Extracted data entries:
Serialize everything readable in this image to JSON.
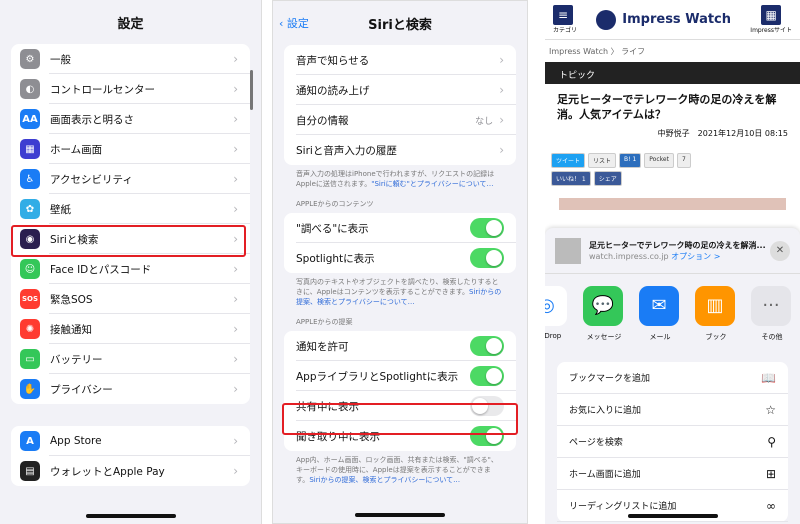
{
  "settings": {
    "title": "設定",
    "items": [
      {
        "label": "一般",
        "icon": "gear-icon",
        "color": "#8e8e93",
        "glyph": "⚙"
      },
      {
        "label": "コントロールセンター",
        "icon": "toggles-icon",
        "color": "#8e8e93",
        "glyph": "◐"
      },
      {
        "label": "画面表示と明るさ",
        "icon": "aa-icon",
        "color": "#1a7cf5",
        "glyph": "AA"
      },
      {
        "label": "ホーム画面",
        "icon": "home-screen-icon",
        "color": "#3d3dd1",
        "glyph": "▦"
      },
      {
        "label": "アクセシビリティ",
        "icon": "accessibility-icon",
        "color": "#1a7cf5",
        "glyph": "♿"
      },
      {
        "label": "壁紙",
        "icon": "wallpaper-icon",
        "color": "#32ade6",
        "glyph": "✿"
      },
      {
        "label": "Siriと検索",
        "icon": "siri-icon",
        "color": "#2a1f4f",
        "glyph": "◉"
      },
      {
        "label": "Face IDとパスコード",
        "icon": "face-id-icon",
        "color": "#34c759",
        "glyph": "☺"
      },
      {
        "label": "緊急SOS",
        "icon": "sos-icon",
        "color": "#ff3b30",
        "glyph": "SOS"
      },
      {
        "label": "接触通知",
        "icon": "exposure-icon",
        "color": "#ff3b30",
        "glyph": "✺"
      },
      {
        "label": "バッテリー",
        "icon": "battery-icon",
        "color": "#34c759",
        "glyph": "▭"
      },
      {
        "label": "プライバシー",
        "icon": "hand-icon",
        "color": "#1a7cf5",
        "glyph": "✋"
      }
    ],
    "items2": [
      {
        "label": "App Store",
        "icon": "app-store-icon",
        "color": "#1a7cf5",
        "glyph": "A"
      },
      {
        "label": "ウォレットとApple Pay",
        "icon": "wallet-icon",
        "color": "#222",
        "glyph": "▤"
      }
    ]
  },
  "siri": {
    "back": "設定",
    "title": "Siriと検索",
    "top": [
      {
        "label": "音声で知らせる"
      },
      {
        "label": "通知の読み上げ"
      },
      {
        "label": "自分の情報",
        "value": "なし"
      },
      {
        "label": "Siriと音声入力の履歴"
      }
    ],
    "foot1": "音声入力の処理はiPhoneで行われますが、リクエストの記録はAppleに送信されます。",
    "foot1_link": "\"Siriに頼む\"とプライバシーについて…",
    "sec1": "APPLEからのコンテンツ",
    "content": [
      {
        "label": "\"調べる\"に表示",
        "on": true
      },
      {
        "label": "Spotlightに表示",
        "on": true
      }
    ],
    "foot2": "写真内のテキストやオブジェクトを調べたり、検索したりするときに、Appleはコンテンツを表示することができます。",
    "foot2_link": "Siriからの提案、検索とプライバシーについて…",
    "sec2": "APPLEからの提案",
    "suggest": [
      {
        "label": "通知を許可",
        "on": true
      },
      {
        "label": "AppライブラリとSpotlightに表示",
        "on": true
      },
      {
        "label": "共有中に表示",
        "on": false
      },
      {
        "label": "聞き取り中に表示",
        "on": true
      }
    ],
    "foot3": "App内、ホーム画面、ロック画面、共有または検索、\"調べる\"、キーボードの使用時に、Appleは提案を表示することができます。",
    "foot3_link": "Siriからの提案、検索とプライバシーについて…"
  },
  "share": {
    "category": "カテゴリ",
    "logo": "Impress Watch",
    "site": "Impressサイト",
    "crumb1": "Impress Watch",
    "crumb2": "ライフ",
    "topic": "トピック",
    "headline": "足元ヒーターでテレワーク時の足の冷えを解消。人気アイテムは？",
    "byline": "中野悦子　2021年12月10日 08:15",
    "btns": [
      "ツイート",
      "リスト",
      "B! 1",
      "Pocket",
      "7",
      "いいね！ 1",
      "シェア"
    ],
    "sheet_title": "足元ヒーターでテレワーク時の足の冷えを解消...",
    "sheet_url": "watch.impress.co.jp",
    "sheet_opt": "オプション >",
    "apps": [
      {
        "label": "AirDrop",
        "color": "#fff",
        "icon": "airdrop-icon"
      },
      {
        "label": "メッセージ",
        "color": "#34c759",
        "icon": "messages-icon"
      },
      {
        "label": "メール",
        "color": "#1a7cf5",
        "icon": "mail-icon"
      },
      {
        "label": "ブック",
        "color": "#ff9500",
        "icon": "books-icon"
      },
      {
        "label": "その他",
        "color": "#e5e5ea",
        "icon": "more-icon"
      }
    ],
    "actions": [
      {
        "label": "ブックマークを追加",
        "glyph": "📖"
      },
      {
        "label": "お気に入りに追加",
        "glyph": "☆"
      },
      {
        "label": "ページを検索",
        "glyph": "⚲"
      },
      {
        "label": "ホーム画面に追加",
        "glyph": "⊞"
      },
      {
        "label": "リーディングリストに追加",
        "glyph": "∞"
      }
    ]
  }
}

- **WHAT THE TASK ASKS**
Write every entry out again exactly, dropping the pictures.

- **RESPONSE**
Serialize everything readable in this image to JSON.
{
  "settings": {
    "title": "設定",
    "items": [
      {
        "label": "一般",
        "icon": "gear-icon",
        "color": "#8e8e93",
        "glyph": "⚙"
      },
      {
        "label": "コントロールセンター",
        "icon": "toggles-icon",
        "color": "#8e8e93",
        "glyph": "◐"
      },
      {
        "label": "画面表示と明るさ",
        "icon": "aa-icon",
        "color": "#1a7cf5",
        "glyph": "AA"
      },
      {
        "label": "ホーム画面",
        "icon": "home-screen-icon",
        "color": "#3d3dd1",
        "glyph": "▦"
      },
      {
        "label": "アクセシビリティ",
        "icon": "accessibility-icon",
        "color": "#1a7cf5",
        "glyph": "♿"
      },
      {
        "label": "壁紙",
        "icon": "wallpaper-icon",
        "color": "#32ade6",
        "glyph": "✿"
      },
      {
        "label": "Siriと検索",
        "icon": "siri-icon",
        "color": "#2a1f4f",
        "glyph": "◉"
      },
      {
        "label": "Face IDとパスコード",
        "icon": "face-id-icon",
        "color": "#34c759",
        "glyph": "☺"
      },
      {
        "label": "緊急SOS",
        "icon": "sos-icon",
        "color": "#ff3b30",
        "glyph": "SOS"
      },
      {
        "label": "接触通知",
        "icon": "exposure-icon",
        "color": "#ff3b30",
        "glyph": "✺"
      },
      {
        "label": "バッテリー",
        "icon": "battery-icon",
        "color": "#34c759",
        "glyph": "▭"
      },
      {
        "label": "プライバシー",
        "icon": "hand-icon",
        "color": "#1a7cf5",
        "glyph": "✋"
      }
    ],
    "items2": [
      {
        "label": "App Store",
        "icon": "app-store-icon",
        "color": "#1a7cf5",
        "glyph": "A"
      },
      {
        "label": "ウォレットとApple Pay",
        "icon": "wallet-icon",
        "color": "#222",
        "glyph": "▤"
      }
    ]
  },
  "siri": {
    "back": "設定",
    "title": "Siriと検索",
    "top": [
      {
        "label": "音声で知らせる"
      },
      {
        "label": "通知の読み上げ"
      },
      {
        "label": "自分の情報",
        "value": "なし"
      },
      {
        "label": "Siriと音声入力の履歴"
      }
    ],
    "foot1": "音声入力の処理はiPhoneで行われますが、リクエストの記録はAppleに送信されます。",
    "foot1_link": "\"Siriに頼む\"とプライバシーについて…",
    "sec1": "APPLEからのコンテンツ",
    "content": [
      {
        "label": "\"調べる\"に表示",
        "on": true
      },
      {
        "label": "Spotlightに表示",
        "on": true
      }
    ],
    "foot2": "写真内のテキストやオブジェクトを調べたり、検索したりするときに、Appleはコンテンツを表示することができます。",
    "foot2_link": "Siriからの提案、検索とプライバシーについて…",
    "sec2": "APPLEからの提案",
    "suggest": [
      {
        "label": "通知を許可",
        "on": true
      },
      {
        "label": "AppライブラリとSpotlightに表示",
        "on": true
      },
      {
        "label": "共有中に表示",
        "on": false
      },
      {
        "label": "聞き取り中に表示",
        "on": true
      }
    ],
    "foot3": "App内、ホーム画面、ロック画面、共有または検索、\"調べる\"、キーボードの使用時に、Appleは提案を表示することができます。",
    "foot3_link": "Siriからの提案、検索とプライバシーについて…"
  },
  "share": {
    "category": "カテゴリ",
    "logo": "Impress Watch",
    "site": "Impressサイト",
    "crumb1": "Impress Watch",
    "crumb2": "ライフ",
    "topic": "トピック",
    "headline": "足元ヒーターでテレワーク時の足の冷えを解消。人気アイテムは？",
    "byline": "中野悦子　2021年12月10日 08:15",
    "btns": [
      "ツイート",
      "リスト",
      "B! 1",
      "Pocket",
      "7",
      "いいね！ 1",
      "シェア"
    ],
    "sheet_title": "足元ヒーターでテレワーク時の足の冷えを解消...",
    "sheet_url": "watch.impress.co.jp",
    "sheet_opt": "オプション >",
    "apps": [
      {
        "label": "AirDrop",
        "color": "#fff",
        "icon": "airdrop-icon"
      },
      {
        "label": "メッセージ",
        "color": "#34c759",
        "icon": "messages-icon"
      },
      {
        "label": "メール",
        "color": "#1a7cf5",
        "icon": "mail-icon"
      },
      {
        "label": "ブック",
        "color": "#ff9500",
        "icon": "books-icon"
      },
      {
        "label": "その他",
        "color": "#e5e5ea",
        "icon": "more-icon"
      }
    ],
    "actions": [
      {
        "label": "ブックマークを追加",
        "glyph": "📖"
      },
      {
        "label": "お気に入りに追加",
        "glyph": "☆"
      },
      {
        "label": "ページを検索",
        "glyph": "⚲"
      },
      {
        "label": "ホーム画面に追加",
        "glyph": "⊞"
      },
      {
        "label": "リーディングリストに追加",
        "glyph": "∞"
      }
    ]
  }
}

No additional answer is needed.